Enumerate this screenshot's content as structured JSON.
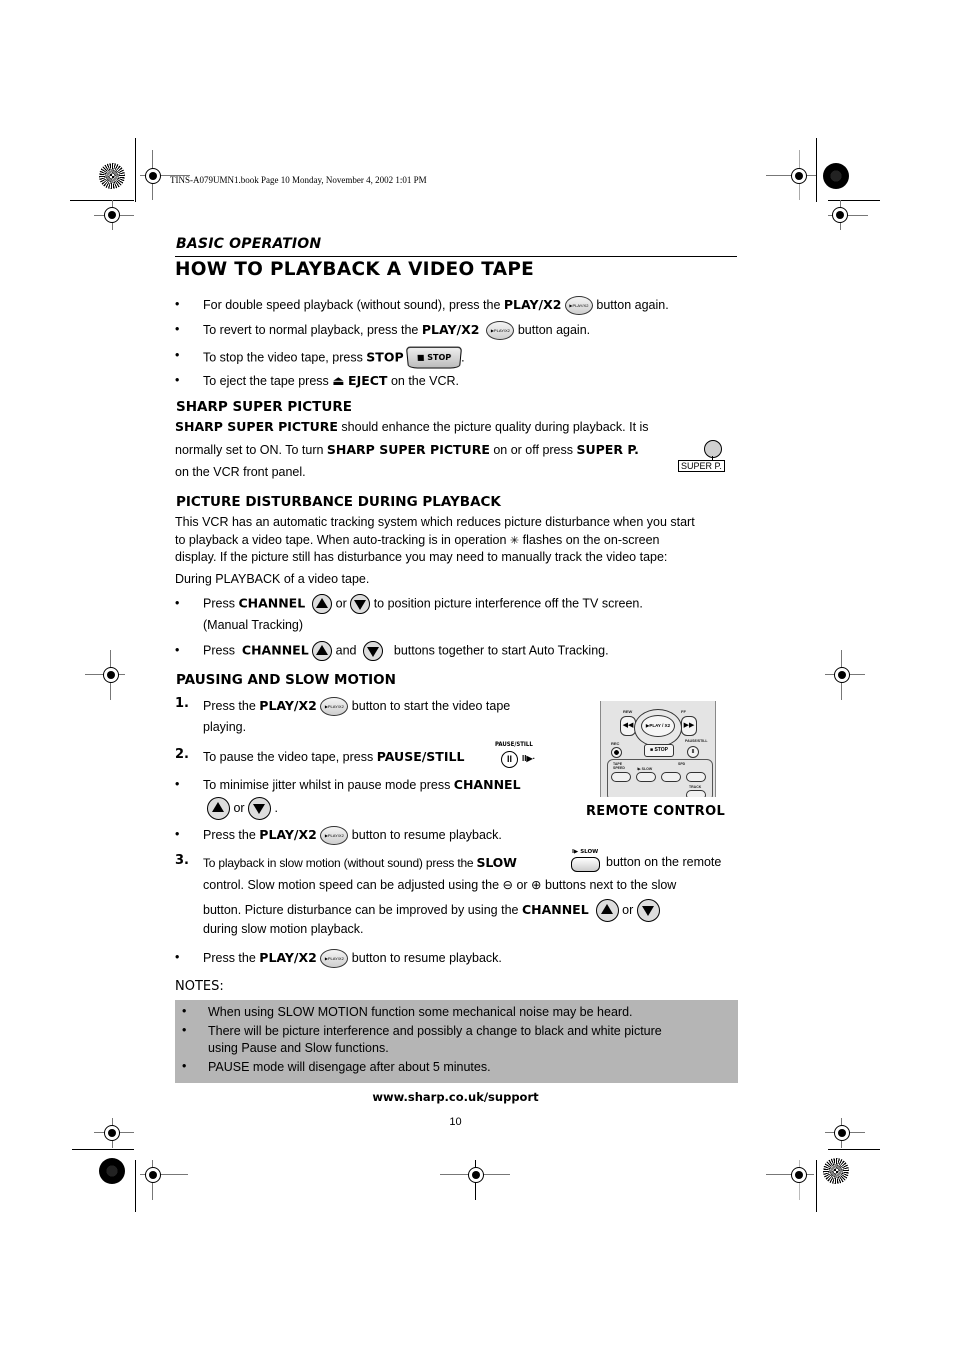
{
  "print_header": {
    "file_info": "TINS-A079UMN1.book  Page 10  Monday, November 4, 2002  1:01 PM"
  },
  "section": "BASIC OPERATION",
  "title": "HOW TO PLAYBACK A VIDEO TAPE",
  "intro_bullets": [
    {
      "pre": "For double speed playback (without sound), press the ",
      "key": "PLAY/X2",
      "icon": "play-x2-button-icon",
      "post": " button again."
    },
    {
      "pre": "To revert to normal playback, press the ",
      "key": "PLAY/X2",
      "icon": "play-x2-button-icon",
      "post": " button again."
    },
    {
      "pre": "To stop the video tape, press ",
      "key": "STOP",
      "icon": "stop-button-icon",
      "post": "."
    },
    {
      "pre": "To eject the tape press ",
      "key": "EJECT",
      "icon": "eject-icon",
      "post": " on the VCR."
    }
  ],
  "icons": {
    "bullet": "•",
    "play_x2_label": "▶PLAY/X2",
    "stop_label": "■ STOP",
    "eject_glyph": "⏏",
    "super_p_label": "SUPER P.",
    "pause_still_label": "PAUSE/STILL",
    "slow_label": "I▶ SLOW",
    "minus_glyph": "⊖",
    "plus_glyph": "⊕",
    "tracking_glyph": "✳"
  },
  "sharp_super_picture": {
    "heading": "SHARP SUPER PICTURE",
    "line1_bold": "SHARP SUPER PICTURE",
    "line1_rest": " should enhance the picture quality during playback. It is",
    "line2_pre": "normally set to ON. To turn ",
    "line2_bold": "SHARP SUPER PICTURE",
    "line2_mid": " on or off press ",
    "line2_key": "SUPER P.",
    "line3": "on the VCR front panel."
  },
  "picture_disturbance": {
    "heading": "PICTURE DISTURBANCE DURING PLAYBACK",
    "line1": "This VCR has an automatic tracking system which reduces picture disturbance when you start",
    "line2_pre": "to playback a video tape. When auto-tracking is in operation ",
    "line2_post": " flashes on the on-screen",
    "line3": "display. If the picture still has disturbance you may need to manually track the video tape:",
    "line4": "During PLAYBACK of a video tape.",
    "bullet1_pre": "Press ",
    "bullet1_key": "CHANNEL",
    "bullet1_or": " or ",
    "bullet1_post": " to position picture interference off the TV screen.",
    "bullet1_line2": "(Manual Tracking)",
    "bullet2_pre": "Press ",
    "bullet2_key": "CHANNEL",
    "bullet2_and": " and ",
    "bullet2_post": " buttons together to start Auto Tracking."
  },
  "pausing": {
    "heading": "PAUSING AND SLOW MOTION",
    "step1_num": "1.",
    "step1_pre": "Press the ",
    "step1_key": "PLAY/X2",
    "step1_post": " button to start the video tape",
    "step1_line2": "playing.",
    "step2_num": "2.",
    "step2_pre": "To pause the video tape, press ",
    "step2_key": "PAUSE/STILL",
    "jitter_pre": "To minimise jitter whilst in pause mode press ",
    "jitter_key": "CHANNEL",
    "jitter_or": " or ",
    "jitter_end": ".",
    "resume1_pre": "Press the ",
    "resume1_key": "PLAY/X2",
    "resume1_post": " button to resume playback.",
    "step3_num": "3.",
    "step3_pre": "To playback in slow motion (without sound) press the ",
    "step3_key": "SLOW",
    "step3_post": " button on the remote",
    "step3_line2_pre": "control. Slow motion speed can be adjusted using the ",
    "step3_line2_or": " or ",
    "step3_line2_post": " buttons next to the slow",
    "step3_line3_pre": "button. Picture disturbance can be improved by using the ",
    "step3_line3_key": "CHANNEL",
    "step3_line3_or": " or ",
    "step3_line4": "during slow motion playback.",
    "resume2_pre": "Press the ",
    "resume2_key": "PLAY/X2",
    "resume2_post": " button to resume playback.",
    "remote_caption": "REMOTE CONTROL",
    "remote_labels": {
      "rew": "REW",
      "ff": "FF",
      "play": "▶PLAY / X2",
      "stop": "■ STOP",
      "rec": "REC",
      "pause": "PAUSE/STILL",
      "tape_speed": "TAPE SPEED",
      "slow": "I▶ SLOW",
      "spd": "SPD",
      "track": "TRACK"
    }
  },
  "notes": {
    "heading": "NOTES:",
    "items": [
      "When using SLOW MOTION function some mechanical noise may be heard.",
      "There will be picture interference and possibly a change to black and white picture",
      "using Pause and Slow functions.",
      "PAUSE mode will disengage after about 5 minutes."
    ]
  },
  "footer": {
    "url": "www.sharp.co.uk/support",
    "page_number": "10"
  }
}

* _Stated task_
Quote every line of the records above exactly; no picture is to be copied.

* _Task solution_
Enumerate this screenshot's content as structured JSON.
{
  "print_header": {
    "file_info": "TINS-A079UMN1.book  Page 10  Monday, November 4, 2002  1:01 PM"
  },
  "section": "BASIC OPERATION",
  "title": "HOW TO PLAYBACK A VIDEO TAPE",
  "intro_bullets": [
    {
      "pre": "For double speed playback (without sound), press the ",
      "key": "PLAY/X2",
      "icon": "play-x2-button-icon",
      "post": " button again."
    },
    {
      "pre": "To revert to normal playback, press the ",
      "key": "PLAY/X2",
      "icon": "play-x2-button-icon",
      "post": " button again."
    },
    {
      "pre": "To stop the video tape, press ",
      "key": "STOP",
      "icon": "stop-button-icon",
      "post": "."
    },
    {
      "pre": "To eject the tape press ",
      "key": "EJECT",
      "icon": "eject-icon",
      "post": " on the VCR."
    }
  ],
  "icons": {
    "bullet": "•",
    "play_x2_label": "▶PLAY/X2",
    "stop_label": "■ STOP",
    "eject_glyph": "⏏",
    "super_p_label": "SUPER P.",
    "pause_still_label": "PAUSE/STILL",
    "slow_label": "I▶ SLOW",
    "minus_glyph": "⊖",
    "plus_glyph": "⊕",
    "tracking_glyph": "✳"
  },
  "sharp_super_picture": {
    "heading": "SHARP SUPER PICTURE",
    "line1_bold": "SHARP SUPER PICTURE",
    "line1_rest": " should enhance the picture quality during playback. It is",
    "line2_pre": "normally set to ON. To turn ",
    "line2_bold": "SHARP SUPER PICTURE",
    "line2_mid": " on or off press ",
    "line2_key": "SUPER P.",
    "line3": "on the VCR front panel."
  },
  "picture_disturbance": {
    "heading": "PICTURE DISTURBANCE DURING PLAYBACK",
    "line1": "This VCR has an automatic tracking system which reduces picture disturbance when you start",
    "line2_pre": "to playback a video tape. When auto-tracking is in operation ",
    "line2_post": " flashes on the on-screen",
    "line3": "display. If the picture still has disturbance you may need to manually track the video tape:",
    "line4": "During PLAYBACK of a video tape.",
    "bullet1_pre": "Press ",
    "bullet1_key": "CHANNEL",
    "bullet1_or": " or ",
    "bullet1_post": " to position picture interference off the TV screen.",
    "bullet1_line2": "(Manual Tracking)",
    "bullet2_pre": "Press ",
    "bullet2_key": "CHANNEL",
    "bullet2_and": " and ",
    "bullet2_post": " buttons together to start Auto Tracking."
  },
  "pausing": {
    "heading": "PAUSING AND SLOW MOTION",
    "step1_num": "1.",
    "step1_pre": "Press the ",
    "step1_key": "PLAY/X2",
    "step1_post": " button to start the video tape",
    "step1_line2": "playing.",
    "step2_num": "2.",
    "step2_pre": "To pause the video tape, press ",
    "step2_key": "PAUSE/STILL",
    "jitter_pre": "To minimise jitter whilst in pause mode press ",
    "jitter_key": "CHANNEL",
    "jitter_or": " or ",
    "jitter_end": ".",
    "resume1_pre": "Press the ",
    "resume1_key": "PLAY/X2",
    "resume1_post": " button to resume playback.",
    "step3_num": "3.",
    "step3_pre": "To playback in slow motion (without sound) press the ",
    "step3_key": "SLOW",
    "step3_post": " button on the remote",
    "step3_line2_pre": "control. Slow motion speed can be adjusted using the ",
    "step3_line2_or": " or ",
    "step3_line2_post": " buttons next to the slow",
    "step3_line3_pre": "button. Picture disturbance can be improved by using the ",
    "step3_line3_key": "CHANNEL",
    "step3_line3_or": " or ",
    "step3_line4": "during slow motion playback.",
    "resume2_pre": "Press the ",
    "resume2_key": "PLAY/X2",
    "resume2_post": " button to resume playback.",
    "remote_caption": "REMOTE CONTROL",
    "remote_labels": {
      "rew": "REW",
      "ff": "FF",
      "play": "▶PLAY / X2",
      "stop": "■ STOP",
      "rec": "REC",
      "pause": "PAUSE/STILL",
      "tape_speed": "TAPE SPEED",
      "slow": "I▶ SLOW",
      "spd": "SPD",
      "track": "TRACK"
    }
  },
  "notes": {
    "heading": "NOTES:",
    "items": [
      "When using SLOW MOTION function some mechanical noise may be heard.",
      "There will be picture interference and possibly a change to black and white picture",
      "using Pause and Slow functions.",
      "PAUSE mode will disengage after about 5 minutes."
    ]
  },
  "footer": {
    "url": "www.sharp.co.uk/support",
    "page_number": "10"
  }
}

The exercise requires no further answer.